What you will do:
All of the material below is to be restated word for word, apart from the pictures.

-- BEGIN Excerpted records --

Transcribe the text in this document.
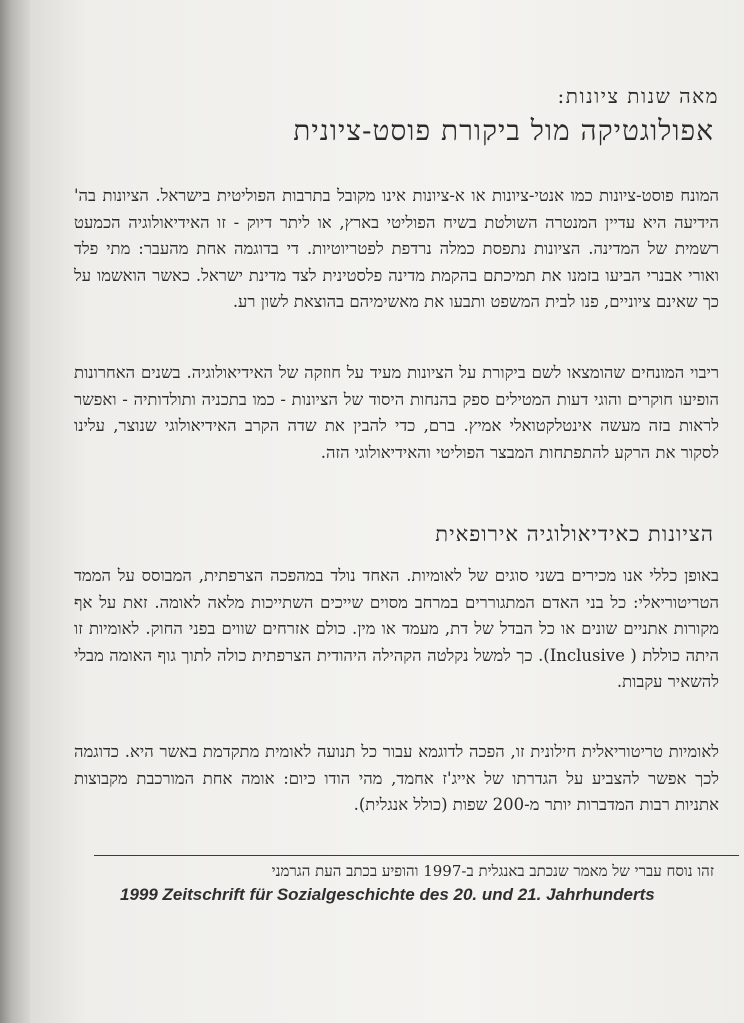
מאה שנות ציונות:
אפולוגטיקה מול ביקורת פוסט-ציונית

המונח פוסט-ציונות כמו אנטי-ציונות או א-ציונות אינו מקובל בתרבות הפוליטית בישראל. הציונות בה' הידיעה היא עדיין המנטרה השולטת בשיח הפוליטי בארץ, או ליתר דיוק - זו האידיאולוגיה הכמעט רשמית של המדינה. הציונות נתפסת כמלה נרדפת לפטריוטיות. די בדוגמה אחת מהעבר: מתי פלד ואורי אבנרי הביעו בזמנו את תמיכתם בהקמת מדינה פלסטינית לצד מדינת ישראל. כאשר הואשמו על כך שאינם ציוניים, פנו לבית המשפט ותבעו את מאשימיהם בהוצאת לשון רע.

ריבוי המונחים שהומצאו לשם ביקורת על הציונות מעיד על חוזקה של האידיאולוגיה. בשנים האחרונות הופיעו חוקרים והוגי דעות המטילים ספק בהנחות היסוד של הציונות - כמו בתכניה ותולדותיה - ואפשר לראות בזה מעשה אינטלקטואלי אמיץ. ברם, כדי להבין את שדה הקרב האידיאולוגי שנוצר, עלינו לסקור את הרקע להתפתחות המבצר הפוליטי והאידיאולוגי הזה.

הציונות כאידיאולוגיה אירופאית

באופן כללי אנו מכירים בשני סוגים של לאומיות. האחד נולד במהפכה הצרפתית, המבוסס על הממד הטריטוריאלי: כל בני האדם המתגוררים במרחב מסוים שייכים השתייכות מלאה לאומה. זאת על אף מקורות אתניים שונים או כל הבדל של דת, מעמד או מין. כולם אזרחים שווים בפני החוק. לאומיות זו היתה כוללת ( Inclusive). כך למשל נקלטה הקהילה היהודית הצרפתית כולה לתוך גוף האומה מבלי להשאיר עקבות.

לאומיות טריטוריאלית חילונית זו, הפכה לדוגמא עבור כל תנועה לאומית מתקדמת באשר היא. כדוגמה לכך אפשר להצביע על הגדרתו של אייג'ז אחמד, מהי הודו כיום: אומה אחת המורכבת מקבוצות אתניות רבות המדברות יותר מ-200 שפות (כולל אנגלית).

זהו נוסח עברי של מאמר שנכתב באנגלית ב-1997 והופיע בכתב העת הגרמני
1999 Zeitschrift für Sozialgeschichte des 20. und 21. Jahrhunderts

-- END Excerpted records --

The solution:
Transcribe the text in this document.
מאה שנות ציונות:
אפולוגטיקה מול ביקורת פוסט-ציונית

המונח פוסט-ציונות כמו אנטי-ציונות או א-ציונות אינו מקובל בתרבות הפוליטית בישראל. הציונות בה' הידיעה היא עדיין המנטרה השולטת בשיח הפוליטי בארץ, או ליתר דיוק - זו האידיאולוגיה הכמעט רשמית של המדינה. הציונות נתפסת כמלה נרדפת לפטריוטיות. די בדוגמה אחת מהעבר: מתי פלד ואורי אבנרי הביעו בזמנו את תמיכתם בהקמת מדינה פלסטינית לצד מדינת ישראל. כאשר הואשמו על כך שאינם ציוניים, פנו לבית המשפט ותבעו את מאשימיהם בהוצאת לשון רע.

ריבוי המונחים שהומצאו לשם ביקורת על הציונות מעיד על חוזקה של האידיאולוגיה. בשנים האחרונות הופיעו חוקרים והוגי דעות המטילים ספק בהנחות היסוד של הציונות - כמו בתכניה ותולדותיה - ואפשר לראות בזה מעשה אינטלקטואלי אמיץ. ברם, כדי להבין את שדה הקרב האידיאולוגי שנוצר, עלינו לסקור את הרקע להתפתחות המבצר הפוליטי והאידיאולוגי הזה.

הציונות כאידיאולוגיה אירופאית

באופן כללי אנו מכירים בשני סוגים של לאומיות. האחד נולד במהפכה הצרפתית, המבוסס על הממד הטריטוריאלי: כל בני האדם המתגוררים במרחב מסוים שייכים השתייכות מלאה לאומה. זאת על אף מקורות אתניים שונים או כל הבדל של דת, מעמד או מין. כולם אזרחים שווים בפני החוק. לאומיות זו היתה כוללת ( Inclusive). כך למשל נקלטה הקהילה היהודית הצרפתית כולה לתוך גוף האומה מבלי להשאיר עקבות.

לאומיות טריטוריאלית חילונית זו, הפכה לדוגמא עבור כל תנועה לאומית מתקדמת באשר היא. כדוגמה לכך אפשר להצביע על הגדרתו של אייג'ז אחמד, מהי הודו כיום: אומה אחת המורכבת מקבוצות אתניות רבות המדברות יותר מ-200 שפות (כולל אנגלית).

זהו נוסח עברי של מאמר שנכתב באנגלית ב-1997 והופיע בכתב העת הגרמני
1999 Zeitschrift für Sozialgeschichte des 20. und 21. Jahrhunderts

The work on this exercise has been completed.